Data records

-*-*-

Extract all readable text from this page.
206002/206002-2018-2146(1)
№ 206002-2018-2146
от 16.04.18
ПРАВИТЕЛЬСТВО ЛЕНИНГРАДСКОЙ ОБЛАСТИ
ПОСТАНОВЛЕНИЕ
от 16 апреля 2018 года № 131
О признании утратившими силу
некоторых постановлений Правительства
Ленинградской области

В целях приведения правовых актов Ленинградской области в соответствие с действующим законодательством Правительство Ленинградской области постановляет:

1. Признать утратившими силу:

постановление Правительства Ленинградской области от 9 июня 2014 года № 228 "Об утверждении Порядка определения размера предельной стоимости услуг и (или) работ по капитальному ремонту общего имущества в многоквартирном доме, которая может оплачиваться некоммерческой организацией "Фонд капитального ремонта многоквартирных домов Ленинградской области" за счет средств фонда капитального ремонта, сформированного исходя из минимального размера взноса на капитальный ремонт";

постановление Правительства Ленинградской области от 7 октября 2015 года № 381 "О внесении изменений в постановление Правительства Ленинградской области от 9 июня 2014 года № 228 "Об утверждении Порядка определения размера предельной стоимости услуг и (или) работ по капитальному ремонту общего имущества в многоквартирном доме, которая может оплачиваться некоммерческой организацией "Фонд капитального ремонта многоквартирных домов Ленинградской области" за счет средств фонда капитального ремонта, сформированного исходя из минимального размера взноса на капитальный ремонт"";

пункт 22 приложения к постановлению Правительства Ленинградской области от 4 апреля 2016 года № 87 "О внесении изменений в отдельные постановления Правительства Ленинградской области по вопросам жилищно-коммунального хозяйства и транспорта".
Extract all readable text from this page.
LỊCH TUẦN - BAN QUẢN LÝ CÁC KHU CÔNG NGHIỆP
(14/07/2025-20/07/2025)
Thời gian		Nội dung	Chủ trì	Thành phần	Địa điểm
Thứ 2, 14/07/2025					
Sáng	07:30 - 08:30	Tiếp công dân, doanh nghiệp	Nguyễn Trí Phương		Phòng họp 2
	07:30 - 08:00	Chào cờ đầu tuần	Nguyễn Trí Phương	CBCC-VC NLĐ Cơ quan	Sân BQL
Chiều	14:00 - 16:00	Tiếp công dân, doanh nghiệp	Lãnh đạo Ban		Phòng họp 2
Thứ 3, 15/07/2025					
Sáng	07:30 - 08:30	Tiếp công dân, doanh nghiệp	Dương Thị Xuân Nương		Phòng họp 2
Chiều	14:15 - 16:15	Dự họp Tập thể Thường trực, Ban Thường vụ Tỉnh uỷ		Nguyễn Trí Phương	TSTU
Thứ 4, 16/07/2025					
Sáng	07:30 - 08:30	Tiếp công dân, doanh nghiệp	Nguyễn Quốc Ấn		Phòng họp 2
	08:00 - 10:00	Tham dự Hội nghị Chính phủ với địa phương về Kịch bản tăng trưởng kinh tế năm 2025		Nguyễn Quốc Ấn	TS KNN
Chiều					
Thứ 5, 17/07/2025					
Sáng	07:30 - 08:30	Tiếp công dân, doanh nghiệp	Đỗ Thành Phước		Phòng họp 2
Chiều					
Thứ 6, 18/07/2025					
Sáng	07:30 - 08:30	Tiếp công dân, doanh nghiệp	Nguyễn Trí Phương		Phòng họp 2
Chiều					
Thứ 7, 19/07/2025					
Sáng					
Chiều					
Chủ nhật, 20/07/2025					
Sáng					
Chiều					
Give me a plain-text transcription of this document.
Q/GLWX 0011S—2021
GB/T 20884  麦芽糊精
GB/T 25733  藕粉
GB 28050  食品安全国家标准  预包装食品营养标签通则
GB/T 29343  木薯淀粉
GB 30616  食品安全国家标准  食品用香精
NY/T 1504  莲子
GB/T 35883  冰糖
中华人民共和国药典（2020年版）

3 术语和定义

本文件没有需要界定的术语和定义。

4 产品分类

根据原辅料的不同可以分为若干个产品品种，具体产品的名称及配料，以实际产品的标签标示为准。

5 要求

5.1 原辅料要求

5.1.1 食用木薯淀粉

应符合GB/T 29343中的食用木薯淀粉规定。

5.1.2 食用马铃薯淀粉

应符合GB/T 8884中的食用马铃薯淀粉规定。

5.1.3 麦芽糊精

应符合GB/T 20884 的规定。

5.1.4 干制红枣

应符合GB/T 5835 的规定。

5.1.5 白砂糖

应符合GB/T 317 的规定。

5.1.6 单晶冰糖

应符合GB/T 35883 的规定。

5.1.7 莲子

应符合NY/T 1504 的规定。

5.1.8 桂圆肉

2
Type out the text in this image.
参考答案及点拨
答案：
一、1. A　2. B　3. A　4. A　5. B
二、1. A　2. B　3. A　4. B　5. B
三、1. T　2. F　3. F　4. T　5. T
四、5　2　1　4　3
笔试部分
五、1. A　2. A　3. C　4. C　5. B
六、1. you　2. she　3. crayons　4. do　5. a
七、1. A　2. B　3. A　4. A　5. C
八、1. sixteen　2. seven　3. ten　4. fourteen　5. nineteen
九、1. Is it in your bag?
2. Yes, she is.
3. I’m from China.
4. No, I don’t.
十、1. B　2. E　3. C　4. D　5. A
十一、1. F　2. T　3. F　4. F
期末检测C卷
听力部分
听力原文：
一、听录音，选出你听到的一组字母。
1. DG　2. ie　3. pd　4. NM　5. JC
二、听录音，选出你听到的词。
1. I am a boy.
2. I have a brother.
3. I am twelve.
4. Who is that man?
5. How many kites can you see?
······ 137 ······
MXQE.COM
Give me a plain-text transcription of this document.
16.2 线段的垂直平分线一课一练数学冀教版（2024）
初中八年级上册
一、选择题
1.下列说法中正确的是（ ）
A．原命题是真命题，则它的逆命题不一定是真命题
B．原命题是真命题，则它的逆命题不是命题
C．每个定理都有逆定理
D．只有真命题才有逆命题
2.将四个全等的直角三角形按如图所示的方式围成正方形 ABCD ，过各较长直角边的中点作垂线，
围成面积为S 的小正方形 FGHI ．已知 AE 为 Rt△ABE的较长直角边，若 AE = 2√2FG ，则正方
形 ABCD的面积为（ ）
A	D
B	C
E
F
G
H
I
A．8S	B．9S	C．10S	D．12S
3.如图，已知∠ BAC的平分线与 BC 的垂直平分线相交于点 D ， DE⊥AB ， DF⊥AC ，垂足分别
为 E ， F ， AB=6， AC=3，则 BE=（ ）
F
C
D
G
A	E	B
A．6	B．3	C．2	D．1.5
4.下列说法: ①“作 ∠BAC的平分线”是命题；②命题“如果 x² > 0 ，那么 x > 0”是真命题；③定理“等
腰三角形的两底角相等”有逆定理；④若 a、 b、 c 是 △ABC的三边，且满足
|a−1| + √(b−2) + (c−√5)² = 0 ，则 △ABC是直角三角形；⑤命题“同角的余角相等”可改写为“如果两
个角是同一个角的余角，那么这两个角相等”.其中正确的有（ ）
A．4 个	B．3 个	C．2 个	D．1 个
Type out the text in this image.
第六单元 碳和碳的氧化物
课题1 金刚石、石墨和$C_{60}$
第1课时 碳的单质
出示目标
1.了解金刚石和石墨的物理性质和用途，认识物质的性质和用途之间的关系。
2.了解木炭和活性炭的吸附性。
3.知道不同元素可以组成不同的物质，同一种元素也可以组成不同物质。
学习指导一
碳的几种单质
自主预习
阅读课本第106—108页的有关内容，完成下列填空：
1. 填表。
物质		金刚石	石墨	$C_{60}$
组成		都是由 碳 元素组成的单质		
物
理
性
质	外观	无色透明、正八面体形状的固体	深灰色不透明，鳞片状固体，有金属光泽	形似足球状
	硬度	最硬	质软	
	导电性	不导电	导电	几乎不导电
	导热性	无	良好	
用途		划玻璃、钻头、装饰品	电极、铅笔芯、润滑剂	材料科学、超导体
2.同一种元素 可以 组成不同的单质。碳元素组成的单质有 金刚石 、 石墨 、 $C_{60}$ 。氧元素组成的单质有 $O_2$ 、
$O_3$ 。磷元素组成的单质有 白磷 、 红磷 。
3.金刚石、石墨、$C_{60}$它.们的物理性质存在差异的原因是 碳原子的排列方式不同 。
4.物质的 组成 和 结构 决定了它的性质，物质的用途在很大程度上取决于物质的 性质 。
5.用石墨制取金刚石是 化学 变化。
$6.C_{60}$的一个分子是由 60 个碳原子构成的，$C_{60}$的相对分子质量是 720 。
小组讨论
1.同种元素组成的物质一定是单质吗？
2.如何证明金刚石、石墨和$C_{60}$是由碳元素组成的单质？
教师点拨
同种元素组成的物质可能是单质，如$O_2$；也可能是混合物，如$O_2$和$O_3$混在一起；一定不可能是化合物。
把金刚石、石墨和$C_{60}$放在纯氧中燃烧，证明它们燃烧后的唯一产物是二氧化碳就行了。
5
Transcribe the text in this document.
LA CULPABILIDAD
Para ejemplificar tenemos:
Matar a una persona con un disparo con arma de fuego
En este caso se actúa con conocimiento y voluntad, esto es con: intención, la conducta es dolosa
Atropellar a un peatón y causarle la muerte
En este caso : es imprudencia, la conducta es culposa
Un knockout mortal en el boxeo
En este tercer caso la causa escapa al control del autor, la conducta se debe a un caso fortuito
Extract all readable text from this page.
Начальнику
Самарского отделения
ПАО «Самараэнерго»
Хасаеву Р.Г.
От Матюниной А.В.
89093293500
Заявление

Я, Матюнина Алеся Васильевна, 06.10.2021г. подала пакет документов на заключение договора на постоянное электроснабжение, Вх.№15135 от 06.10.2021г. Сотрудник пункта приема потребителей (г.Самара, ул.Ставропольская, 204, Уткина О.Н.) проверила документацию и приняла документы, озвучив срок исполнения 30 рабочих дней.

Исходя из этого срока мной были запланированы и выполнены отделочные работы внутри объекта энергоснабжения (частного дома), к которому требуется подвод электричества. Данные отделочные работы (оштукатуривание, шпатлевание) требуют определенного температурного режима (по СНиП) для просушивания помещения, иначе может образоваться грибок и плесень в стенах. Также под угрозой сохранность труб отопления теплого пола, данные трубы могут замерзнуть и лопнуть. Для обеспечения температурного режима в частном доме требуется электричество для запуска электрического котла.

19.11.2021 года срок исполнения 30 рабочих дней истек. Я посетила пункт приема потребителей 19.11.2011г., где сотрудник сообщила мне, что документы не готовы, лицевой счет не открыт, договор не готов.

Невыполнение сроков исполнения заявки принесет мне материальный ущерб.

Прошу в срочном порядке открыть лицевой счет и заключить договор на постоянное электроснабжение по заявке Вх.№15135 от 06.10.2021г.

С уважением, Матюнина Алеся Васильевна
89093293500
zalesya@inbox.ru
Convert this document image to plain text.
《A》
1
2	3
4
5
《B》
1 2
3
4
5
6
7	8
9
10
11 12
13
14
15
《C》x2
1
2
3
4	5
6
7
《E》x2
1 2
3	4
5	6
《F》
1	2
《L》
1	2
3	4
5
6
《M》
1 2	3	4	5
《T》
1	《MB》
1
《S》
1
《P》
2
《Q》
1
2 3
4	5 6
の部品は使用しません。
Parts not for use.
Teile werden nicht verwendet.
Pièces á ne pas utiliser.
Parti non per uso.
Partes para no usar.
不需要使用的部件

-*-*-

Search the records above for "электроснабжение". Copy each line where it is found.

Я, Матюнина Алеся Васильевна, 06.10.2021г. подала пакет документов на заключение договора на постоянное электроснабжение, Вх.№15135 от 06.10.2021г. Сотрудник пункта приема потребителей (г.Самара, ул.Ставропольская, 204, Уткина О.Н.) проверила документацию и приняла документы, озвучив срок исполнения 30 рабочих дней.
Прошу в срочном порядке открыть лицевой счет и заключить договор на постоянное электроснабжение по заявке Вх.№15135 от 06.10.2021г.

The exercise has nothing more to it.